WRITTEN INSTRUCTION: Render the following material again verbatim, leaving nothing out.

DATA:
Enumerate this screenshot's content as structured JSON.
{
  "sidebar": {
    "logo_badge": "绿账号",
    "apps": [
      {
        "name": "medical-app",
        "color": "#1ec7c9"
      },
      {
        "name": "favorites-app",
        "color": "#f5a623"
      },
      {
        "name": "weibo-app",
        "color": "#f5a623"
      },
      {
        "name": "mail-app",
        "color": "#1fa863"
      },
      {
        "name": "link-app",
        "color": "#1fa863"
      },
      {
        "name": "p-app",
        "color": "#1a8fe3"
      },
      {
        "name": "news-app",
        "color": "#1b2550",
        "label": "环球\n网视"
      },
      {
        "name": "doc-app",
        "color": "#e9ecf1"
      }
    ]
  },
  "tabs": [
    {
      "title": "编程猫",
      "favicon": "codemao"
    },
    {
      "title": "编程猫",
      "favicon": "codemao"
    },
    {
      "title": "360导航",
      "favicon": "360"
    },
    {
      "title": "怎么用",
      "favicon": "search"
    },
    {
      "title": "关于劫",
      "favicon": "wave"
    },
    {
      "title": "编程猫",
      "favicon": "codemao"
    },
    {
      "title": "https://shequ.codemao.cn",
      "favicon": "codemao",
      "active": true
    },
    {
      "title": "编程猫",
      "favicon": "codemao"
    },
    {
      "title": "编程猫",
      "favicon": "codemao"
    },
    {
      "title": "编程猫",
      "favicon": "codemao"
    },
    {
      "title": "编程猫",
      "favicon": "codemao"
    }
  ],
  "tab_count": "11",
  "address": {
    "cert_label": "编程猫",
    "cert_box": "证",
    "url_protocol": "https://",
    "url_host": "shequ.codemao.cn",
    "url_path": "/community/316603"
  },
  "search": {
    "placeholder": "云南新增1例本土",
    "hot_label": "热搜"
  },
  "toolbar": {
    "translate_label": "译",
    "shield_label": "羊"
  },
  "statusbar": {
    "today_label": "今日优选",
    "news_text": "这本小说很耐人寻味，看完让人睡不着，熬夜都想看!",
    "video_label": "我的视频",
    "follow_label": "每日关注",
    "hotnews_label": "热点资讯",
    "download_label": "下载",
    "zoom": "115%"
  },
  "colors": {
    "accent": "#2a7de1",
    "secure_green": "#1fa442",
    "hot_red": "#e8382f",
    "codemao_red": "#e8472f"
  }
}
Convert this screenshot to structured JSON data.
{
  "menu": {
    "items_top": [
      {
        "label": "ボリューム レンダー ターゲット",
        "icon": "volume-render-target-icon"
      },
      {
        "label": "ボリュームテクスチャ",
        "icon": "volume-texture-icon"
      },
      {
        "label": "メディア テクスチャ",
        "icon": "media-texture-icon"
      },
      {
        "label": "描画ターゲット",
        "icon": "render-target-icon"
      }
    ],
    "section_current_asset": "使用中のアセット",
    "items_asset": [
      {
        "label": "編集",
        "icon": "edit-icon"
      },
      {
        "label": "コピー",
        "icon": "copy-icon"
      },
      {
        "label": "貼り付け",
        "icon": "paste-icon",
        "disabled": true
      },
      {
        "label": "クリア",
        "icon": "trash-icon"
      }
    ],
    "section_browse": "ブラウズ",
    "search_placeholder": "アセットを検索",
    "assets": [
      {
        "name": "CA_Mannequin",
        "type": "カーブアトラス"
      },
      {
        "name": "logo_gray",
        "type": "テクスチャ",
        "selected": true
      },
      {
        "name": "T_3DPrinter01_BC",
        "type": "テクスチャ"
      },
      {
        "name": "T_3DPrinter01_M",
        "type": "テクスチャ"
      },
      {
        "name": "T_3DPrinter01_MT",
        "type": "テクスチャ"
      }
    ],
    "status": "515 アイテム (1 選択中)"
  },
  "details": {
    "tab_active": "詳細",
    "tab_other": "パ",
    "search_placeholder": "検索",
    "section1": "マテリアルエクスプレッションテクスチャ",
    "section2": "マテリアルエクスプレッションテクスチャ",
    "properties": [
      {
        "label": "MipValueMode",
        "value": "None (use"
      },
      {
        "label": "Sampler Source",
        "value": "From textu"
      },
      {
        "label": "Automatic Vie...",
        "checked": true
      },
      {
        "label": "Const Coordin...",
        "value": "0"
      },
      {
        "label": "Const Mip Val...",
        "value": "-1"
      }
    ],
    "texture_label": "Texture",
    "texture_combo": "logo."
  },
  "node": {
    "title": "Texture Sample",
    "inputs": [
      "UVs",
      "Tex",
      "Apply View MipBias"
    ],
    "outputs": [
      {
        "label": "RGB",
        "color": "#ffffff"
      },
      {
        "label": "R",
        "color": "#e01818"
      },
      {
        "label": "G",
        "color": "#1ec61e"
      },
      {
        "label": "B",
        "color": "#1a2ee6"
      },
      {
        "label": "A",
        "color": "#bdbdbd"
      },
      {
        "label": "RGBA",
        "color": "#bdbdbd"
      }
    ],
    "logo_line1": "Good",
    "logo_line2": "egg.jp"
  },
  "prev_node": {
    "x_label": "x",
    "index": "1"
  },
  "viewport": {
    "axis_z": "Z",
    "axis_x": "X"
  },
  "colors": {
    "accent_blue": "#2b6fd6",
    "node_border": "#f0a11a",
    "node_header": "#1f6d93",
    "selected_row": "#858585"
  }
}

TASK ANSWER:
Enumerate this screenshot's content as structured JSON.
{
  "sidebar": {
    "logo_badge": "绿账号",
    "apps": [
      {
        "name": "medical-app",
        "color": "#1ec7c9"
      },
      {
        "name": "favorites-app",
        "color": "#f5a623"
      },
      {
        "name": "weibo-app",
        "color": "#f5a623"
      },
      {
        "name": "mail-app",
        "color": "#1fa863"
      },
      {
        "name": "link-app",
        "color": "#1fa863"
      },
      {
        "name": "p-app",
        "color": "#1a8fe3"
      },
      {
        "name": "news-app",
        "color": "#1b2550",
        "label": "环球\n网视"
      },
      {
        "name": "doc-app",
        "color": "#e9ecf1"
      }
    ]
  },
  "tabs": [
    {
      "title": "编程猫",
      "favicon": "codemao"
    },
    {
      "title": "编程猫",
      "favicon": "codemao"
    },
    {
      "title": "360导航",
      "favicon": "360"
    },
    {
      "title": "怎么用",
      "favicon": "search"
    },
    {
      "title": "关于劫",
      "favicon": "wave"
    },
    {
      "title": "编程猫",
      "favicon": "codemao"
    },
    {
      "title": "https://shequ.codemao.cn",
      "favicon": "codemao",
      "active": true
    },
    {
      "title": "编程猫",
      "favicon": "codemao"
    },
    {
      "title": "编程猫",
      "favicon": "codemao"
    },
    {
      "title": "编程猫",
      "favicon": "codemao"
    },
    {
      "title": "编程猫",
      "favicon": "codemao"
    }
  ],
  "tab_count": "11",
  "address": {
    "cert_label": "编程猫",
    "cert_box": "证",
    "url_protocol": "https://",
    "url_host": "shequ.codemao.cn",
    "url_path": "/community/316603"
  },
  "search": {
    "placeholder": "云南新增1例本土",
    "hot_label": "热搜"
  },
  "toolbar": {
    "translate_label": "译",
    "shield_label": "羊"
  },
  "statusbar": {
    "today_label": "今日优选",
    "news_text": "这本小说很耐人寻味，看完让人睡不着，熬夜都想看!",
    "video_label": "我的视频",
    "follow_label": "每日关注",
    "hotnews_label": "热点资讯",
    "download_label": "下载",
    "zoom": "115%"
  },
  "colors": {
    "accent": "#2a7de1",
    "secure_green": "#1fa442",
    "hot_red": "#e8382f",
    "codemao_red": "#e8472f"
  }
}
Convert this screenshot to structured JSON data.
{
  "menu": {
    "items_top": [
      {
        "label": "ボリューム レンダー ターゲット",
        "icon": "volume-render-target-icon"
      },
      {
        "label": "ボリュームテクスチャ",
        "icon": "volume-texture-icon"
      },
      {
        "label": "メディア テクスチャ",
        "icon": "media-texture-icon"
      },
      {
        "label": "描画ターゲット",
        "icon": "render-target-icon"
      }
    ],
    "section_current_asset": "使用中のアセット",
    "items_asset": [
      {
        "label": "編集",
        "icon": "edit-icon"
      },
      {
        "label": "コピー",
        "icon": "copy-icon"
      },
      {
        "label": "貼り付け",
        "icon": "paste-icon",
        "disabled": true
      },
      {
        "label": "クリア",
        "icon": "trash-icon"
      }
    ],
    "section_browse": "ブラウズ",
    "search_placeholder": "アセットを検索",
    "assets": [
      {
        "name": "CA_Mannequin",
        "type": "カーブアトラス"
      },
      {
        "name": "logo_gray",
        "type": "テクスチャ",
        "selected": true
      },
      {
        "name": "T_3DPrinter01_BC",
        "type": "テクスチャ"
      },
      {
        "name": "T_3DPrinter01_M",
        "type": "テクスチャ"
      },
      {
        "name": "T_3DPrinter01_MT",
        "type": "テクスチャ"
      }
    ],
    "status": "515 アイテム (1 選択中)"
  },
  "details": {
    "tab_active": "詳細",
    "tab_other": "パ",
    "search_placeholder": "検索",
    "section1": "マテリアルエクスプレッションテクスチャ",
    "section2": "マテリアルエクスプレッションテクスチャ",
    "properties": [
      {
        "label": "MipValueMode",
        "value": "None (use"
      },
      {
        "label": "Sampler Source",
        "value": "From textu"
      },
      {
        "label": "Automatic Vie...",
        "checked": true
      },
      {
        "label": "Const Coordin...",
        "value": "0"
      },
      {
        "label": "Const Mip Val...",
        "value": "-1"
      }
    ],
    "texture_label": "Texture",
    "texture_combo": "logo."
  },
  "node": {
    "title": "Texture Sample",
    "inputs": [
      "UVs",
      "Tex",
      "Apply View MipBias"
    ],
    "outputs": [
      {
        "label": "RGB",
        "color": "#ffffff"
      },
      {
        "label": "R",
        "color": "#e01818"
      },
      {
        "label": "G",
        "color": "#1ec61e"
      },
      {
        "label": "B",
        "color": "#1a2ee6"
      },
      {
        "label": "A",
        "color": "#bdbdbd"
      },
      {
        "label": "RGBA",
        "color": "#bdbdbd"
      }
    ],
    "logo_line1": "Good",
    "logo_line2": "egg.jp"
  },
  "prev_node": {
    "x_label": "x",
    "index": "1"
  },
  "viewport": {
    "axis_z": "Z",
    "axis_x": "X"
  },
  "colors": {
    "accent_blue": "#2b6fd6",
    "node_border": "#f0a11a",
    "node_header": "#1f6d93",
    "selected_row": "#858585"
  }
}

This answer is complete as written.